- **Anweisung a**:
Beantworte diese Fragen zum Seitenauszug:
(i) Wofür soll eine Sicherheitswacht unter anderem sorgen?
(ii) Wo befinden sich die beiden Obdachlosen von Dienstag?
(iii) Wozu nutzen die Jugendlichen den Ort?

- **Seitenauszug**:
========================

Eine Sicherheitswacht soll unter anderem dafür sorgen, dass sich der Lärmpegel, verursacht durch Personen, im Rahmen hält, es geht also darum, die öffentliche Nutzung von Plätzen einzuschränken. So bieten Wochenenden und Abende besonders viel Einsatzpotenzial für eine solche Institution – auch am Rotkreuzplatz. Dieser ist auch zu späterer Stunde noch sehr belebt, wie ich bei einem weiteren besuch feststellen kann. Jedoch fehlt die Hektik, die tagsüber zu herrschen scheint. Der Platz wird nun vermehrt und für eine längere Dauer als tagsüber von bestimmten Gruppen als Aufenthaltsort genutzt.

Die beiden Obdachlosen von Dienstag befinden sich immer noch auf derselben Bank. Die Eltern mit Kindern sind durch Jugendliche ersetzt, die den Ort nutzen, um sich auszutauschen und ein paar Bier zu trinken. Auch ein Pärchen, das ein Eis isst, findet sich dort wieder. Die meisten Leute, die sich jetzt auf dem Platz befinden, wirken, als hätten sie vor, den ganzen Abend dort zu verbringen.

========================

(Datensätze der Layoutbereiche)

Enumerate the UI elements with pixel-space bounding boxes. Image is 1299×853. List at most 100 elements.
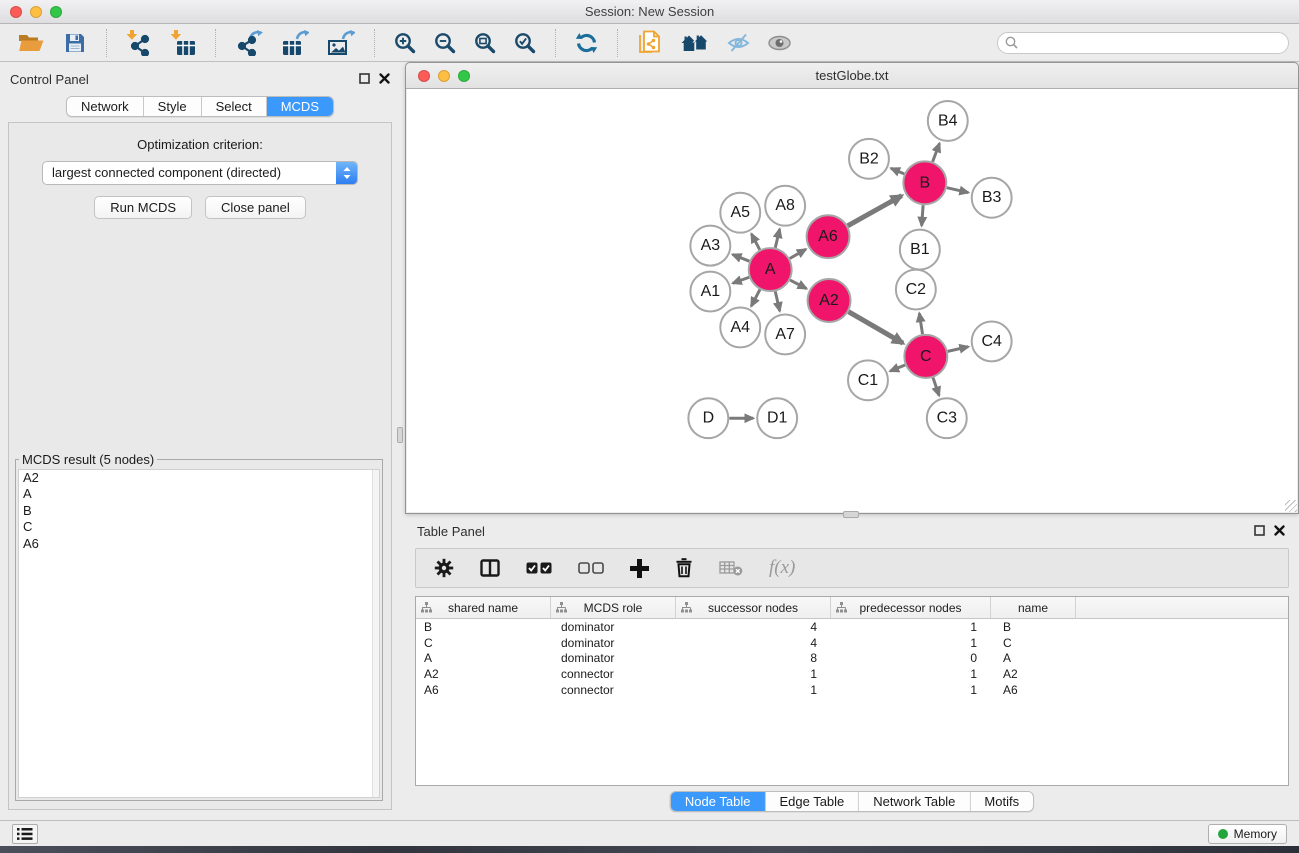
tab-edge-table[interactable]: Edge Table [765,792,859,811]
column-header-MCDS-role[interactable]: MCDS role [551,597,676,618]
float-table-panel-button[interactable] [1254,525,1265,536]
edge-B-B4[interactable] [933,143,940,161]
vertical-splitter-handle[interactable] [397,427,403,443]
refresh-view-button[interactable] [573,30,600,56]
column-header-shared-name[interactable]: shared name [416,597,551,618]
gear-icon [434,558,454,578]
network-file-icon [637,30,663,56]
tab-style[interactable]: Style [144,97,202,116]
network-document-button[interactable] [635,28,665,58]
edge-B-B1[interactable] [922,205,923,226]
edge-A-A8[interactable] [775,229,779,248]
session-title: Session: New Session [0,4,1299,19]
close-panel-button-mcds[interactable]: Close panel [205,196,306,219]
edge-C-C3[interactable] [933,378,939,396]
edge-B-B3[interactable] [947,188,969,193]
table-row[interactable]: A2connector11A2 [416,666,1288,682]
delete-columns-button[interactable] [675,558,693,578]
table-row[interactable]: Bdominator41B [416,619,1288,635]
zoom-fit-button[interactable] [472,30,498,56]
memory-button[interactable]: Memory [1208,824,1287,844]
criterion-dropdown[interactable]: largest connected component (directed) [42,161,358,185]
import-table-button[interactable] [168,28,198,58]
export-network-button[interactable] [233,28,265,58]
zoom-in-button[interactable] [392,30,418,56]
task-history-button[interactable] [12,824,38,844]
home-view-button[interactable] [679,30,711,56]
edge-A-A2[interactable] [790,280,806,289]
deselect-all-checkboxes-button[interactable] [578,562,604,574]
export-image-button[interactable] [325,28,357,58]
tab-mcds[interactable]: MCDS [267,97,333,116]
column-header-successor-nodes[interactable]: successor nodes [676,597,831,618]
tab-network-table[interactable]: Network Table [859,792,970,811]
edge-A-A7[interactable] [775,291,779,311]
edge-A-A5[interactable] [751,234,759,250]
search-input[interactable] [1023,36,1288,50]
column-header-predecessor-nodes[interactable]: predecessor nodes [831,597,991,618]
table-settings-button[interactable] [434,558,454,578]
criterion-value: largest connected component (directed) [43,162,357,184]
edge-B-B2[interactable] [891,168,904,174]
edge-A-A6[interactable] [790,249,806,258]
scrollbar-track[interactable] [372,470,379,797]
export-network-icon [235,30,263,56]
edge-C-C2[interactable] [919,313,922,334]
table-row[interactable]: Adominator80A [416,651,1288,667]
mcds-result-item[interactable]: B [19,503,379,519]
network-window-titlebar[interactable]: testGlobe.txt [406,63,1298,89]
table-row[interactable]: A6connector11A6 [416,682,1288,698]
hierarchy-icon [421,602,432,613]
mcds-result-title: MCDS result (5 nodes) [19,452,157,467]
tab-select[interactable]: Select [202,97,267,116]
edge-A2-C[interactable] [849,312,903,344]
table-cell: A6 [416,683,551,697]
delete-table-button[interactable] [719,560,743,576]
close-panel-button[interactable] [379,73,390,84]
zoom-selected-icon [514,32,536,54]
resize-grip[interactable] [1285,500,1297,512]
edge-A-A4[interactable] [751,290,760,307]
export-table-button[interactable] [279,28,311,58]
tab-node-table[interactable]: Node Table [671,792,766,811]
tab-network[interactable]: Network [67,97,144,116]
open-session-button[interactable] [15,30,47,56]
node-label-A2: A2 [819,292,839,309]
show-visibility-button[interactable] [766,32,793,54]
zoom-selected-button[interactable] [512,30,538,56]
mcds-result-item[interactable]: C [19,519,379,535]
run-mcds-button[interactable]: Run MCDS [94,196,192,219]
hide-visibility-button[interactable] [725,31,752,55]
save-session-button[interactable] [61,29,89,57]
import-network-button[interactable] [124,28,154,58]
edge-A6-B[interactable] [848,196,902,226]
edge-A-A1[interactable] [733,277,749,283]
node-label-C2: C2 [906,281,927,298]
mcds-result-item[interactable]: A [19,486,379,502]
edge-C-C1[interactable] [890,365,905,371]
add-column-button[interactable] [630,559,649,578]
table-panel-title: Table Panel [417,524,485,539]
optimization-criterion-label: Optimization criterion: [9,137,391,152]
node-label-A4: A4 [731,319,751,336]
mcds-result-item[interactable]: A2 [19,470,379,486]
table-row[interactable]: Cdominator41C [416,635,1288,651]
close-table-panel-button[interactable] [1274,525,1285,536]
mcds-result-list[interactable]: A2ABCA6 [18,469,380,798]
select-all-checkboxes-button[interactable] [526,562,552,574]
mcds-result-item[interactable]: A6 [19,536,379,552]
float-panel-button[interactable] [359,73,370,84]
tab-motifs[interactable]: Motifs [970,792,1033,811]
zoom-out-button[interactable] [432,30,458,56]
open-folder-icon [17,32,45,54]
network-canvas[interactable]: B4B2BB3A5A8A6A3B1AA1C2A2A4A7C4CC1C3DD1 [407,89,1297,512]
table-cell: C [416,636,551,650]
apply-function-button[interactable]: f(x) [769,557,795,579]
table-cell: connector [551,667,676,681]
horizontal-splitter-handle[interactable] [843,511,859,518]
edge-C-C4[interactable] [948,347,969,352]
table-cell: 1 [676,667,831,681]
edge-A-A3[interactable] [733,255,750,262]
split-columns-button[interactable] [480,559,500,577]
column-header-name[interactable]: name [991,597,1076,618]
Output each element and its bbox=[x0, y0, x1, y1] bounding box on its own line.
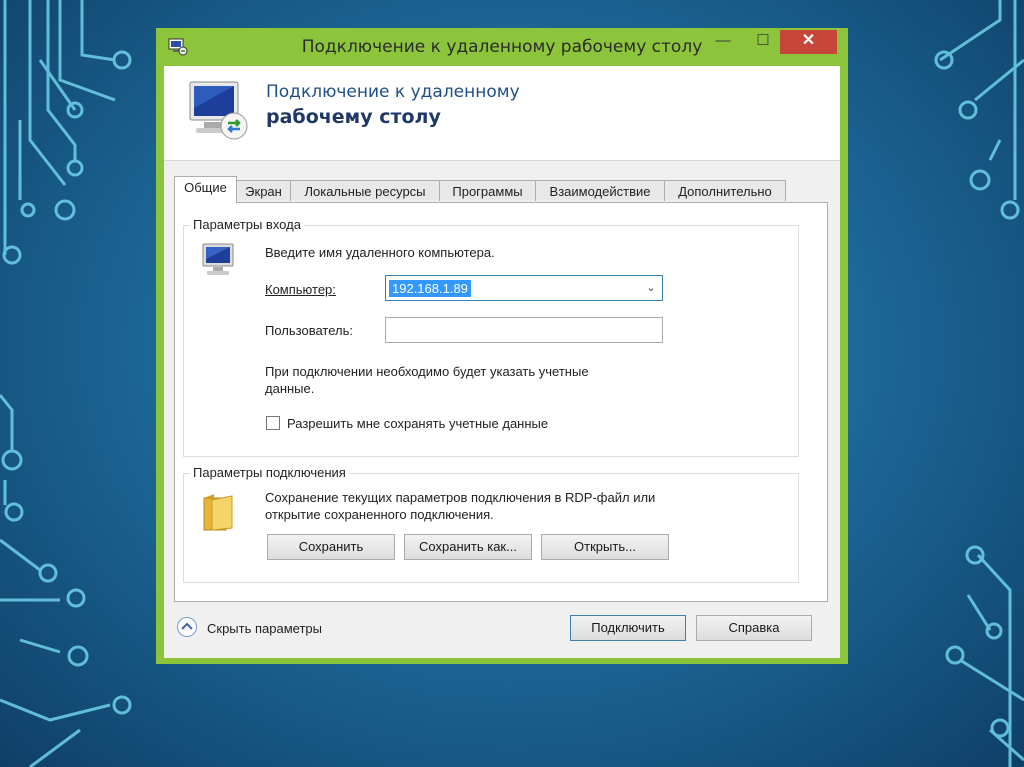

========================

- **Anweisung b**:
Überarbeite in den Einträgen den Abschnitt von der Zeile mit „tab-edge-table[interactable]: Edge Table" bis einschließlich der Zeile mit „vertical-splitter-handle[interactable] [397,427,403,443]". Ersetze darin „MCDS role" durch „MCDS type", und gib nur diese Zeilen sonst unverändert wieder.

- **Antwort a**:
(i) Dafür, dass sich der durch Personen verursachte Lärmpegel im Rahmen hält.
(ii) Immer noch auf derselben Bank.
(iii) Um sich auszutauschen und ein paar Bier zu trinken.

- **Antwort b**:
tab-edge-table[interactable]: Edge Table [765,792,859,811]
column-header-MCDS-role[interactable]: MCDS type [551,597,676,618]
float-table-panel-button[interactable] [1254,525,1265,536]
edge-B-B4[interactable] [933,143,940,161]
vertical-splitter-handle[interactable] [397,427,403,443]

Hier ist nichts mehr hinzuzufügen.